» **TASK TO CARRY OUT**
Reproduce the listing below word for word, with no pictures.

## Start EXERCISE INPUT

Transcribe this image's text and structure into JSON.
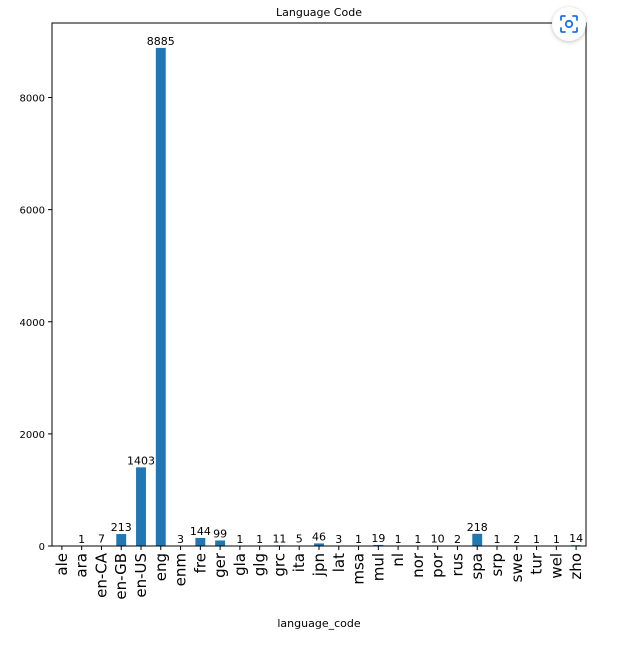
{
  "chart_data": {
    "type": "bar",
    "title": "Language Code",
    "xlabel": "language_code",
    "ylabel": "",
    "categories": [
      "ale",
      "ara",
      "en-CA",
      "en-GB",
      "en-US",
      "eng",
      "enm",
      "fre",
      "ger",
      "gla",
      "glg",
      "grc",
      "ita",
      "jpn",
      "lat",
      "msa",
      "mul",
      "nl",
      "nor",
      "por",
      "rus",
      "spa",
      "srp",
      "swe",
      "tur",
      "wel",
      "zho"
    ],
    "values": [
      1,
      1,
      7,
      213,
      1403,
      8885,
      3,
      144,
      99,
      1,
      1,
      11,
      5,
      46,
      3,
      1,
      19,
      1,
      1,
      10,
      2,
      218,
      1,
      2,
      1,
      1,
      14
    ],
    "data_labels": [
      "",
      "1",
      "7",
      "213",
      "1403",
      "8885",
      "3",
      "144",
      "99",
      "1",
      "1",
      "11",
      "5",
      "46",
      "3",
      "1",
      "19",
      "1",
      "1",
      "10",
      "2",
      "218",
      "1",
      "2",
      "1",
      "1",
      "14"
    ],
    "yticks": [
      0,
      2000,
      4000,
      6000,
      8000
    ],
    "ylim": [
      0,
      9329
    ],
    "grid": false,
    "legend": "none",
    "bar_color": "#1f77b4"
  },
  "ui": {
    "corner_button_icon": "screen-capture-icon",
    "accent": "#1a73e8"
  }
}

## End EXERCISE INPUT

» **WRITTEN SOLUTION**
Transcribe this image's text and structure into JSON.
{
  "chart_data": {
    "type": "bar",
    "title": "Language Code",
    "xlabel": "language_code",
    "ylabel": "",
    "categories": [
      "ale",
      "ara",
      "en-CA",
      "en-GB",
      "en-US",
      "eng",
      "enm",
      "fre",
      "ger",
      "gla",
      "glg",
      "grc",
      "ita",
      "jpn",
      "lat",
      "msa",
      "mul",
      "nl",
      "nor",
      "por",
      "rus",
      "spa",
      "srp",
      "swe",
      "tur",
      "wel",
      "zho"
    ],
    "values": [
      1,
      1,
      7,
      213,
      1403,
      8885,
      3,
      144,
      99,
      1,
      1,
      11,
      5,
      46,
      3,
      1,
      19,
      1,
      1,
      10,
      2,
      218,
      1,
      2,
      1,
      1,
      14
    ],
    "data_labels": [
      "",
      "1",
      "7",
      "213",
      "1403",
      "8885",
      "3",
      "144",
      "99",
      "1",
      "1",
      "11",
      "5",
      "46",
      "3",
      "1",
      "19",
      "1",
      "1",
      "10",
      "2",
      "218",
      "1",
      "2",
      "1",
      "1",
      "14"
    ],
    "yticks": [
      0,
      2000,
      4000,
      6000,
      8000
    ],
    "ylim": [
      0,
      9329
    ],
    "grid": false,
    "legend": "none",
    "bar_color": "#1f77b4"
  },
  "ui": {
    "corner_button_icon": "screen-capture-icon",
    "accent": "#1a73e8"
  }
}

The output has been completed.